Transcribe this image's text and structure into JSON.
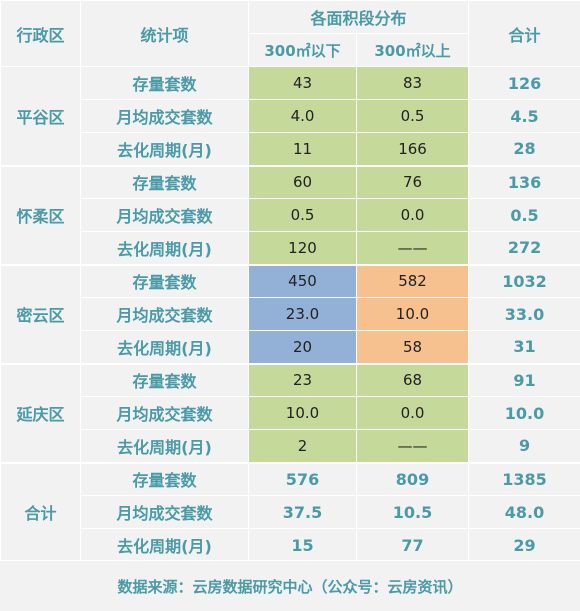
{
  "header": {
    "district": "行政区",
    "item": "统计项",
    "area_group": "各面积段分布",
    "below_300": "300㎡以下",
    "above_300": "300㎡以上",
    "total": "合计"
  },
  "row_labels": {
    "stock": "存量套数",
    "monthly": "月均成交套数",
    "cycle": "去化周期(月)"
  },
  "districts": [
    {
      "name": "平谷区",
      "rows": [
        {
          "below": "43",
          "above": "83",
          "total": "126"
        },
        {
          "below": "4.0",
          "above": "0.5",
          "total": "4.5"
        },
        {
          "below": "11",
          "above": "166",
          "total": "28"
        }
      ]
    },
    {
      "name": "怀柔区",
      "rows": [
        {
          "below": "60",
          "above": "76",
          "total": "136"
        },
        {
          "below": "0.5",
          "above": "0.0",
          "total": "0.5"
        },
        {
          "below": "120",
          "above": "——",
          "total": "272"
        }
      ]
    },
    {
      "name": "密云区",
      "rows": [
        {
          "below": "450",
          "above": "582",
          "total": "1032"
        },
        {
          "below": "23.0",
          "above": "10.0",
          "total": "33.0"
        },
        {
          "below": "20",
          "above": "58",
          "total": "31"
        }
      ]
    },
    {
      "name": "延庆区",
      "rows": [
        {
          "below": "23",
          "above": "68",
          "total": "91"
        },
        {
          "below": "10.0",
          "above": "0.0",
          "total": "10.0"
        },
        {
          "below": "2",
          "above": "——",
          "total": "9"
        }
      ]
    },
    {
      "name": "合计",
      "rows": [
        {
          "below": "576",
          "above": "809",
          "total": "1385"
        },
        {
          "below": "37.5",
          "above": "10.5",
          "total": "48.0"
        },
        {
          "below": "15",
          "above": "77",
          "total": "29"
        }
      ]
    }
  ],
  "footer": "数据来源：云房数据研究中心（公众号：云房资讯）",
  "colors": {
    "text_accent": "#4a9aa8",
    "green_fill": "#c5d99a",
    "blue_fill": "#93b1d6",
    "orange_fill": "#f7c08f",
    "background": "#f2f2f2"
  }
}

----

WRITTEN PROBLEM » Your task is an exact transcription of all the data, minus the pictures.

RESPONSE FOR THIS EXERCISE »
Transcribe this image's text and structure into JSON.
{
  "header": {
    "district": "行政区",
    "item": "统计项",
    "area_group": "各面积段分布",
    "below_300": "300㎡以下",
    "above_300": "300㎡以上",
    "total": "合计"
  },
  "row_labels": {
    "stock": "存量套数",
    "monthly": "月均成交套数",
    "cycle": "去化周期(月)"
  },
  "districts": [
    {
      "name": "平谷区",
      "rows": [
        {
          "below": "43",
          "above": "83",
          "total": "126"
        },
        {
          "below": "4.0",
          "above": "0.5",
          "total": "4.5"
        },
        {
          "below": "11",
          "above": "166",
          "total": "28"
        }
      ]
    },
    {
      "name": "怀柔区",
      "rows": [
        {
          "below": "60",
          "above": "76",
          "total": "136"
        },
        {
          "below": "0.5",
          "above": "0.0",
          "total": "0.5"
        },
        {
          "below": "120",
          "above": "——",
          "total": "272"
        }
      ]
    },
    {
      "name": "密云区",
      "rows": [
        {
          "below": "450",
          "above": "582",
          "total": "1032"
        },
        {
          "below": "23.0",
          "above": "10.0",
          "total": "33.0"
        },
        {
          "below": "20",
          "above": "58",
          "total": "31"
        }
      ]
    },
    {
      "name": "延庆区",
      "rows": [
        {
          "below": "23",
          "above": "68",
          "total": "91"
        },
        {
          "below": "10.0",
          "above": "0.0",
          "total": "10.0"
        },
        {
          "below": "2",
          "above": "——",
          "total": "9"
        }
      ]
    },
    {
      "name": "合计",
      "rows": [
        {
          "below": "576",
          "above": "809",
          "total": "1385"
        },
        {
          "below": "37.5",
          "above": "10.5",
          "total": "48.0"
        },
        {
          "below": "15",
          "above": "77",
          "total": "29"
        }
      ]
    }
  ],
  "footer": "数据来源：云房数据研究中心（公众号：云房资讯）",
  "colors": {
    "text_accent": "#4a9aa8",
    "green_fill": "#c5d99a",
    "blue_fill": "#93b1d6",
    "orange_fill": "#f7c08f",
    "background": "#f2f2f2"
  }
}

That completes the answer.